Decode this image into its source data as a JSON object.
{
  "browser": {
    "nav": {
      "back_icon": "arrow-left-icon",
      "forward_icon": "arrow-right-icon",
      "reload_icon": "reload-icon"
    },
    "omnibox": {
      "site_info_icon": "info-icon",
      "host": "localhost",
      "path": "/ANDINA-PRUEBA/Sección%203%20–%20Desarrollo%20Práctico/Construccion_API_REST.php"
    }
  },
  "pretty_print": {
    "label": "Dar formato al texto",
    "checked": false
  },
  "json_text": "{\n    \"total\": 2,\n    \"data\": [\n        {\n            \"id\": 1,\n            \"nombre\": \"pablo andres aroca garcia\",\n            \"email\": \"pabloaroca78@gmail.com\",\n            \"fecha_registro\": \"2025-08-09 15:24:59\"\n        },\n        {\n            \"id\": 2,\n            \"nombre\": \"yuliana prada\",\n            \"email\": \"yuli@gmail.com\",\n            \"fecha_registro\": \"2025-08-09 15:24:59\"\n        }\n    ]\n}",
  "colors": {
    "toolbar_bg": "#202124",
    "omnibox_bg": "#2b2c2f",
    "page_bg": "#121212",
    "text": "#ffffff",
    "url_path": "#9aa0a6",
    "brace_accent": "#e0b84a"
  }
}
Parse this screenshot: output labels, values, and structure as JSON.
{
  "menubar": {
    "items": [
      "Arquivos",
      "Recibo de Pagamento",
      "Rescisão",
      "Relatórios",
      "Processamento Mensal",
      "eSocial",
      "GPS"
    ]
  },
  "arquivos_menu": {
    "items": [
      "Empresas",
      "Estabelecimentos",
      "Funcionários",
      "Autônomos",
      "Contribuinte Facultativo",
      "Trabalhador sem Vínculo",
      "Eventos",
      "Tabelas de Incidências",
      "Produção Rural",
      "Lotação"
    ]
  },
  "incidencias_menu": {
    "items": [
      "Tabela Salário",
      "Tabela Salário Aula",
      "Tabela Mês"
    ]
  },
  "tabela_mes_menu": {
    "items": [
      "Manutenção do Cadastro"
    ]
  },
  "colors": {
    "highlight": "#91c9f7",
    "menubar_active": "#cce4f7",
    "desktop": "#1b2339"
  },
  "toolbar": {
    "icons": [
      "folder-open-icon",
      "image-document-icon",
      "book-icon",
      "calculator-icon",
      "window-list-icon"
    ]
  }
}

_____

Return all the data above once more, precisely as given.

Written reply →
Decode this image into its source data as a JSON object.
{
  "browser": {
    "nav": {
      "back_icon": "arrow-left-icon",
      "forward_icon": "arrow-right-icon",
      "reload_icon": "reload-icon"
    },
    "omnibox": {
      "site_info_icon": "info-icon",
      "host": "localhost",
      "path": "/ANDINA-PRUEBA/Sección%203%20–%20Desarrollo%20Práctico/Construccion_API_REST.php"
    }
  },
  "pretty_print": {
    "label": "Dar formato al texto",
    "checked": false
  },
  "json_text": "{\n    \"total\": 2,\n    \"data\": [\n        {\n            \"id\": 1,\n            \"nombre\": \"pablo andres aroca garcia\",\n            \"email\": \"pabloaroca78@gmail.com\",\n            \"fecha_registro\": \"2025-08-09 15:24:59\"\n        },\n        {\n            \"id\": 2,\n            \"nombre\": \"yuliana prada\",\n            \"email\": \"yuli@gmail.com\",\n            \"fecha_registro\": \"2025-08-09 15:24:59\"\n        }\n    ]\n}",
  "colors": {
    "toolbar_bg": "#202124",
    "omnibox_bg": "#2b2c2f",
    "page_bg": "#121212",
    "text": "#ffffff",
    "url_path": "#9aa0a6",
    "brace_accent": "#e0b84a"
  }
}
Parse this screenshot: output labels, values, and structure as JSON.
{
  "menubar": {
    "items": [
      "Arquivos",
      "Recibo de Pagamento",
      "Rescisão",
      "Relatórios",
      "Processamento Mensal",
      "eSocial",
      "GPS"
    ]
  },
  "arquivos_menu": {
    "items": [
      "Empresas",
      "Estabelecimentos",
      "Funcionários",
      "Autônomos",
      "Contribuinte Facultativo",
      "Trabalhador sem Vínculo",
      "Eventos",
      "Tabelas de Incidências",
      "Produção Rural",
      "Lotação"
    ]
  },
  "incidencias_menu": {
    "items": [
      "Tabela Salário",
      "Tabela Salário Aula",
      "Tabela Mês"
    ]
  },
  "tabela_mes_menu": {
    "items": [
      "Manutenção do Cadastro"
    ]
  },
  "colors": {
    "highlight": "#91c9f7",
    "menubar_active": "#cce4f7",
    "desktop": "#1b2339"
  },
  "toolbar": {
    "icons": [
      "folder-open-icon",
      "image-document-icon",
      "book-icon",
      "calculator-icon",
      "window-list-icon"
    ]
  }
}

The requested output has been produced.